[Work to do]:
Write the line that includes "Read out every word on this page." and all subsequent lines, exactly as written, and nothing more.

_ _ _ _

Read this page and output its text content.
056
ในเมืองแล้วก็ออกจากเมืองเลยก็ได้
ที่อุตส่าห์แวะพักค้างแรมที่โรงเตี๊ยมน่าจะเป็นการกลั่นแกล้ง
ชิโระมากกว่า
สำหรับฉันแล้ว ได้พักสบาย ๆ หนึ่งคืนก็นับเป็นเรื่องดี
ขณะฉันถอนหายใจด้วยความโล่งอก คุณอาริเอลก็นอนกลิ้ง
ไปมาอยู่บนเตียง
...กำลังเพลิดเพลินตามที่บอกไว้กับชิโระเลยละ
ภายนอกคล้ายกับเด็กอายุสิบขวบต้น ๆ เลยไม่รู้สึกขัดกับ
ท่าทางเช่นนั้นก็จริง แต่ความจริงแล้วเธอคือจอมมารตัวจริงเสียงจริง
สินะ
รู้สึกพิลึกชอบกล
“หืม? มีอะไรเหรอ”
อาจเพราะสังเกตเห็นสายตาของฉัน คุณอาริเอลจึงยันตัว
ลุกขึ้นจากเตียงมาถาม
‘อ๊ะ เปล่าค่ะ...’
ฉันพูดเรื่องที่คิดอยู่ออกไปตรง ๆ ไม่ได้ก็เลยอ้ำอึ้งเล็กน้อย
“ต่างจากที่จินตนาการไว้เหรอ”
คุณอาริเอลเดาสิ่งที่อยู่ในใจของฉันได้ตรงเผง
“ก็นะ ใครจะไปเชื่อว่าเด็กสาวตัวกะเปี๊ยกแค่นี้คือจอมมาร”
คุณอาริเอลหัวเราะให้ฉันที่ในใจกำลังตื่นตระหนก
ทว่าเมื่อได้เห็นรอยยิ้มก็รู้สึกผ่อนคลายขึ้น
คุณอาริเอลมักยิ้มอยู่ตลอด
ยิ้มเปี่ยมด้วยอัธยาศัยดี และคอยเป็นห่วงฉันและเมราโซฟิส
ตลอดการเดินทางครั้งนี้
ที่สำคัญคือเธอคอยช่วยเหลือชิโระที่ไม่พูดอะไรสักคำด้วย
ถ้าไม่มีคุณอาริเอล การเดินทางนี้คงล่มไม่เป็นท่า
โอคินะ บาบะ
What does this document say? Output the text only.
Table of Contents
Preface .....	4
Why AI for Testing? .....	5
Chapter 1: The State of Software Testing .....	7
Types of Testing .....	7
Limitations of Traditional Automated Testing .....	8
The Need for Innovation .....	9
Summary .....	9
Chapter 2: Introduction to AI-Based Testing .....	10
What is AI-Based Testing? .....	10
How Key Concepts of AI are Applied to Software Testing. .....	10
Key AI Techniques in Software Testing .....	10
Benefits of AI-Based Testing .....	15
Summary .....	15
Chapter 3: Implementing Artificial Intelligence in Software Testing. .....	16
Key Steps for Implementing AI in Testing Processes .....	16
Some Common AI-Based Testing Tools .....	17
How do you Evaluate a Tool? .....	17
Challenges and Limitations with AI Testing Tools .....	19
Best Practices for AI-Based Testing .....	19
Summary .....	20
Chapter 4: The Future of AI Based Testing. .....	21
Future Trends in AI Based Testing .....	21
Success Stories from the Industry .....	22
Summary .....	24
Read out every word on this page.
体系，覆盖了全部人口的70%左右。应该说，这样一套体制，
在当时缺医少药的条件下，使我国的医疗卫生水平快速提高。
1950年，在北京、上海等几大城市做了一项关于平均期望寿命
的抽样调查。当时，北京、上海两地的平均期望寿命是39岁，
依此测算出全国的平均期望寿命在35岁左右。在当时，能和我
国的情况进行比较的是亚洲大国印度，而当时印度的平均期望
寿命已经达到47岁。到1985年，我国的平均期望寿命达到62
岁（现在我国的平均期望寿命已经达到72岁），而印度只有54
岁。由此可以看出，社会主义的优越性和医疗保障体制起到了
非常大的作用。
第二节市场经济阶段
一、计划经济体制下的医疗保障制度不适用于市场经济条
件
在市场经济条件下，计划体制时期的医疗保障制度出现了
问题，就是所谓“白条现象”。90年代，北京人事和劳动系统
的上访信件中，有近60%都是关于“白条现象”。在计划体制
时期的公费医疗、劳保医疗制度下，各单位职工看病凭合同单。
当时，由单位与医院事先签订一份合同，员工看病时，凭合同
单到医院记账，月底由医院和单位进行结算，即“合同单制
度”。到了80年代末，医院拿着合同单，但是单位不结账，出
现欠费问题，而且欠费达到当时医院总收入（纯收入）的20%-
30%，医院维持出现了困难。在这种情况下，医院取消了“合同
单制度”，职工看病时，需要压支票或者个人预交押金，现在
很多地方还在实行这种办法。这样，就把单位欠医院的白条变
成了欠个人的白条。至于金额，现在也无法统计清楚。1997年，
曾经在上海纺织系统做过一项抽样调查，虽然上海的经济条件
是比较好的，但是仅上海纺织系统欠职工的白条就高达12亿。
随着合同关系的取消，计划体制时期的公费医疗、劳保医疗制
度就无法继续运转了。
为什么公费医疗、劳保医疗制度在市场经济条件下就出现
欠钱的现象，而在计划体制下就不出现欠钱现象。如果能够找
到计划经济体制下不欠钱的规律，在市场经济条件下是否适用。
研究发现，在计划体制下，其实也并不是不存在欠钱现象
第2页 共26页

_ _ _ _

[The completed task]:
Read out every word on this page.
体系，覆盖了全部人口的70%左右。应该说，这样一套体制，
在当时缺医少药的条件下，使我国的医疗卫生水平快速提高。
1950年，在北京、上海等几大城市做了一项关于平均期望寿命
的抽样调查。当时，北京、上海两地的平均期望寿命是39岁，
依此测算出全国的平均期望寿命在35岁左右。在当时，能和我
国的情况进行比较的是亚洲大国印度，而当时印度的平均期望
寿命已经达到47岁。到1985年，我国的平均期望寿命达到62
岁（现在我国的平均期望寿命已经达到72岁），而印度只有54
岁。由此可以看出，社会主义的优越性和医疗保障体制起到了
非常大的作用。
第二节市场经济阶段
一、计划经济体制下的医疗保障制度不适用于市场经济条
件
在市场经济条件下，计划体制时期的医疗保障制度出现了
问题，就是所谓“白条现象”。90年代，北京人事和劳动系统
的上访信件中，有近60%都是关于“白条现象”。在计划体制
时期的公费医疗、劳保医疗制度下，各单位职工看病凭合同单。
当时，由单位与医院事先签订一份合同，员工看病时，凭合同
单到医院记账，月底由医院和单位进行结算，即“合同单制
度”。到了80年代末，医院拿着合同单，但是单位不结账，出
现欠费问题，而且欠费达到当时医院总收入（纯收入）的20%-
30%，医院维持出现了困难。在这种情况下，医院取消了“合同
单制度”，职工看病时，需要压支票或者个人预交押金，现在
很多地方还在实行这种办法。这样，就把单位欠医院的白条变
成了欠个人的白条。至于金额，现在也无法统计清楚。1997年，
曾经在上海纺织系统做过一项抽样调查，虽然上海的经济条件
是比较好的，但是仅上海纺织系统欠职工的白条就高达12亿。
随着合同关系的取消，计划体制时期的公费医疗、劳保医疗制
度就无法继续运转了。
为什么公费医疗、劳保医疗制度在市场经济条件下就出现
欠钱的现象，而在计划体制下就不出现欠钱现象。如果能够找
到计划经济体制下不欠钱的规律，在市场经济条件下是否适用。
研究发现，在计划体制下，其实也并不是不存在欠钱现象
第2页 共26页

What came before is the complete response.